Goal> Render everything from the start of the material down to the line containing "position-x-label: Time [479, 372, 514, 388]", both ends included, as a Markdown table with the columns Row and Material line, skipping blank lines.

+ + + + + + +

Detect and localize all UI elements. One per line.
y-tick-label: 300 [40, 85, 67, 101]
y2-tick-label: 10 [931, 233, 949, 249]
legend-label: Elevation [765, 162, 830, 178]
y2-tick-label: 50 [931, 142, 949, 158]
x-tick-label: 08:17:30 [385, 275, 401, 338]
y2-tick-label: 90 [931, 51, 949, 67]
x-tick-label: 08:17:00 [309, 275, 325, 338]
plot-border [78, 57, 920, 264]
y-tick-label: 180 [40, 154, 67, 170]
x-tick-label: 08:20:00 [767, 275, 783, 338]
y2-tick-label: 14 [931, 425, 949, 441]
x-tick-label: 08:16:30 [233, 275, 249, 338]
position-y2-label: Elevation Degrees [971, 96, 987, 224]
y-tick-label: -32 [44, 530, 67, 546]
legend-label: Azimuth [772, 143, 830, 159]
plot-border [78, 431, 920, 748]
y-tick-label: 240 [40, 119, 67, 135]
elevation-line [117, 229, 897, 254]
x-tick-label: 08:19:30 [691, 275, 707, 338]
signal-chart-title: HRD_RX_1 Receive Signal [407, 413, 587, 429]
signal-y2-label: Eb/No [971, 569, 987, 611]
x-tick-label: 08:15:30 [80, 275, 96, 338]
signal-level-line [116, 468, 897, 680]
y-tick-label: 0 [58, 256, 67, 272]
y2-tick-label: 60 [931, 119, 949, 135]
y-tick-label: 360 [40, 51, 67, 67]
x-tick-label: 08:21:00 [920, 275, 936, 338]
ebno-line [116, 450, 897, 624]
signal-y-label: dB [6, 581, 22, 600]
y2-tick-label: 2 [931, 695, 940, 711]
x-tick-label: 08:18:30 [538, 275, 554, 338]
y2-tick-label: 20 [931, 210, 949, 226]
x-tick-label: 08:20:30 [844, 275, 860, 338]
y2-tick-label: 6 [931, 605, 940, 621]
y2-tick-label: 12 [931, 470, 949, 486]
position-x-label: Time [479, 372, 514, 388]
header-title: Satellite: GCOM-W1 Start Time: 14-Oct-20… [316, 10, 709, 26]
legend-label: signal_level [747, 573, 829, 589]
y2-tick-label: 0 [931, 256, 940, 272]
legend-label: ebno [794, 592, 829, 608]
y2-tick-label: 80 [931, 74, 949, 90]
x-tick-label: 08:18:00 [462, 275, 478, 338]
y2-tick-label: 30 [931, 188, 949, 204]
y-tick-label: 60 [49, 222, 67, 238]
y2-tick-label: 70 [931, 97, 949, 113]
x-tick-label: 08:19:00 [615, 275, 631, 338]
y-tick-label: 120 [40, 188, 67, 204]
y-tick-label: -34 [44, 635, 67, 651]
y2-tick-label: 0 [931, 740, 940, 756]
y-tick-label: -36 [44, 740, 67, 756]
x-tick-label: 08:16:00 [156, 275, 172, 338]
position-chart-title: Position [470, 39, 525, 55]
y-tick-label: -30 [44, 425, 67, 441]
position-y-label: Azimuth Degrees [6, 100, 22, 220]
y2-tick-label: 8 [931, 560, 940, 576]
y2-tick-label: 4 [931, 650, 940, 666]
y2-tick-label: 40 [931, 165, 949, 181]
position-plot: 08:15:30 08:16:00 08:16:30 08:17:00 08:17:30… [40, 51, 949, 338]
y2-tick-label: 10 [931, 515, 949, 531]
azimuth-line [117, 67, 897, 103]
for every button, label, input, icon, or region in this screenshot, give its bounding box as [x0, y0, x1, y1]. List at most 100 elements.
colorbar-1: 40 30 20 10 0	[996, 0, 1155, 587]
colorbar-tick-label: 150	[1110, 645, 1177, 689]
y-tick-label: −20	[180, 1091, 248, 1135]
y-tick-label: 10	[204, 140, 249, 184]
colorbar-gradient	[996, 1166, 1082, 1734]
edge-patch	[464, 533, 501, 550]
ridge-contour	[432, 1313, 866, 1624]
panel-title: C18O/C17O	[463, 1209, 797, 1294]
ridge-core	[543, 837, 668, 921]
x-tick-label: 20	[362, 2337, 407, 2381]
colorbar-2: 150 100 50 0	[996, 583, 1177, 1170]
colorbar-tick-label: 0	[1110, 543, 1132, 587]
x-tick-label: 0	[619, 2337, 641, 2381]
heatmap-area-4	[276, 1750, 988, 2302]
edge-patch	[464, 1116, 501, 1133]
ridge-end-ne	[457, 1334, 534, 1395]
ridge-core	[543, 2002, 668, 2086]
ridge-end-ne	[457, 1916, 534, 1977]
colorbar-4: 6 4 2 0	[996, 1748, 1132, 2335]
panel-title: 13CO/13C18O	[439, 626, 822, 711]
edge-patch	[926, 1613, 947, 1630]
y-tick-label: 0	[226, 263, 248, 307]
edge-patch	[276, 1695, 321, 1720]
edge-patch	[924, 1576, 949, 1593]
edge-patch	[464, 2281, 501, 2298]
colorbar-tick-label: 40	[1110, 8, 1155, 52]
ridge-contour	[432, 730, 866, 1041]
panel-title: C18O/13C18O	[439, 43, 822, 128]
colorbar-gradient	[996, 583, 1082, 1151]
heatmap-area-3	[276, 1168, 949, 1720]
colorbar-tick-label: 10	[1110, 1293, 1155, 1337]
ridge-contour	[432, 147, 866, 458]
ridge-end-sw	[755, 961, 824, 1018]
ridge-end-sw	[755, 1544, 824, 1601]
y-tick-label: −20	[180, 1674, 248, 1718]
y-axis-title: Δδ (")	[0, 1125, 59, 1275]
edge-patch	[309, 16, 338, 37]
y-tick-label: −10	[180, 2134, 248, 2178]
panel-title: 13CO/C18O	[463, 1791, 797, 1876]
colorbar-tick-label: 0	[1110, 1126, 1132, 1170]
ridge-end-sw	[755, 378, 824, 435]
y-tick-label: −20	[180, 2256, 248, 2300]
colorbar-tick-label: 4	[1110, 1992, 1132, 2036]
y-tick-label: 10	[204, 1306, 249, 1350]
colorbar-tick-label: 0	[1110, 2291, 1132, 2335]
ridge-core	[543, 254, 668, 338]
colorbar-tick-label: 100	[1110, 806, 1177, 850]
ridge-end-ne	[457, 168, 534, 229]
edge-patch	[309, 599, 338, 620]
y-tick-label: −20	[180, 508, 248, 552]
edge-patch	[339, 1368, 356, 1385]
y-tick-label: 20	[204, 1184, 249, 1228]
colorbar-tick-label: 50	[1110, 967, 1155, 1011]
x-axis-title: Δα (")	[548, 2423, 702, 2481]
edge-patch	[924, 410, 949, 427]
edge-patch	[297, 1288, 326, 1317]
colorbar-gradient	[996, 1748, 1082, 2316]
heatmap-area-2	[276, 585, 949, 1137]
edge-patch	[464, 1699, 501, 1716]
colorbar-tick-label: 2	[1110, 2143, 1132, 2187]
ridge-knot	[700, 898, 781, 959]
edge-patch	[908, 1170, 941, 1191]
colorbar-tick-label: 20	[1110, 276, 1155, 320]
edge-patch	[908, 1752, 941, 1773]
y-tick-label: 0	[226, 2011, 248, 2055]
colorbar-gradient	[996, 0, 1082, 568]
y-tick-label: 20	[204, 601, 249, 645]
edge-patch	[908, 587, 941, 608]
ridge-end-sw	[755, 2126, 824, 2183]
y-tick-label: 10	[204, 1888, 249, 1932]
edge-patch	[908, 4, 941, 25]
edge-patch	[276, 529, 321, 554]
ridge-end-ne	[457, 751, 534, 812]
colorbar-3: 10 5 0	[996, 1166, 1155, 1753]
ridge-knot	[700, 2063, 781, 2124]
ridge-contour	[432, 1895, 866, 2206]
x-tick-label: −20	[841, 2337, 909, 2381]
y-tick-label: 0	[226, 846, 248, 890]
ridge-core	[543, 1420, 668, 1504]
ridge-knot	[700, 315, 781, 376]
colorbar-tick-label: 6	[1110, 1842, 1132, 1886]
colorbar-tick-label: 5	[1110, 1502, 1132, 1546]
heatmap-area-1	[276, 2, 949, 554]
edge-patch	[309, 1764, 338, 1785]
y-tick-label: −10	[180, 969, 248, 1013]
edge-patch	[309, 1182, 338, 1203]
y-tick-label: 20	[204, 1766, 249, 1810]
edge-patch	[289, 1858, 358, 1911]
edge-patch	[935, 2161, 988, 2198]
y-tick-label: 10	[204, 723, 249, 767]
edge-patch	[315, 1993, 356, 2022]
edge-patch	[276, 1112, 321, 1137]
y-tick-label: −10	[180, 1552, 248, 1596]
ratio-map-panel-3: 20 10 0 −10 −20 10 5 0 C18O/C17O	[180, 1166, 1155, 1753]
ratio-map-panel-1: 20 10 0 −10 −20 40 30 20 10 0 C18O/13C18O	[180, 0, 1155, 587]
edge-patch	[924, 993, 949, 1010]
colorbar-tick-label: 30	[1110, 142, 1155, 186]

+ + + + + + +

Written response>
| Row | Material line |
|---|---|
| 1 | Detect and localize all UI elements. One per line. |
| 2 | y-tick-label: 300 [40, 85, 67, 101] |
| 3 | y2-tick-label: 10 [931, 233, 949, 249] |
| 4 | legend-label: Elevation [765, 162, 830, 178] |
| 5 | y2-tick-label: 50 [931, 142, 949, 158] |
| 6 | x-tick-label: 08:17:30 [385, 275, 401, 338] |
| 7 | y2-tick-label: 90 [931, 51, 949, 67] |
| 8 | x-tick-label: 08:17:00 [309, 275, 325, 338] |
| 9 | plot-border [78, 57, 920, 264] |
| 10 | y-tick-label: 180 [40, 154, 67, 170] |
| 11 | x-tick-label: 08:20:00 [767, 275, 783, 338] |
| 12 | y2-tick-label: 14 [931, 425, 949, 441] |
| 13 | x-tick-label: 08:16:30 [233, 275, 249, 338] |
| 14 | position-y2-label: Elevation Degrees [971, 96, 987, 224] |
| 15 | y-tick-label: -32 [44, 530, 67, 546] |
| 16 | legend-label: Azimuth [772, 143, 830, 159] |
| 17 | plot-border [78, 431, 920, 748] |
| 18 | y-tick-label: 240 [40, 119, 67, 135] |
| 19 | elevation-line [117, 229, 897, 254] |
| 20 | x-tick-label: 08:19:30 [691, 275, 707, 338] |
| 21 | signal-chart-title: HRD_RX_1 Receive Signal [407, 413, 587, 429] |
| 22 | signal-y2-label: Eb/No [971, 569, 987, 611] |
| 23 | x-tick-label: 08:15:30 [80, 275, 96, 338] |
| 24 | signal-level-line [116, 468, 897, 680] |
| 25 | y-tick-label: 0 [58, 256, 67, 272] |
| 26 | y2-tick-label: 60 [931, 119, 949, 135] |
| 27 | y-tick-label: 360 [40, 51, 67, 67] |
| 28 | x-tick-label: 08:21:00 [920, 275, 936, 338] |
| 29 | ebno-line [116, 450, 897, 624] |
| 30 | signal-y-label: dB [6, 581, 22, 600] |
| 31 | y2-tick-label: 2 [931, 695, 940, 711] |
| 32 | x-tick-label: 08:18:30 [538, 275, 554, 338] |
| 33 | y2-tick-label: 20 [931, 210, 949, 226] |
| 34 | x-tick-label: 08:20:30 [844, 275, 860, 338] |
| 35 | y2-tick-label: 6 [931, 605, 940, 621] |
| 36 | y2-tick-label: 12 [931, 470, 949, 486] |
| 37 | position-x-label: Time [479, 372, 514, 388] |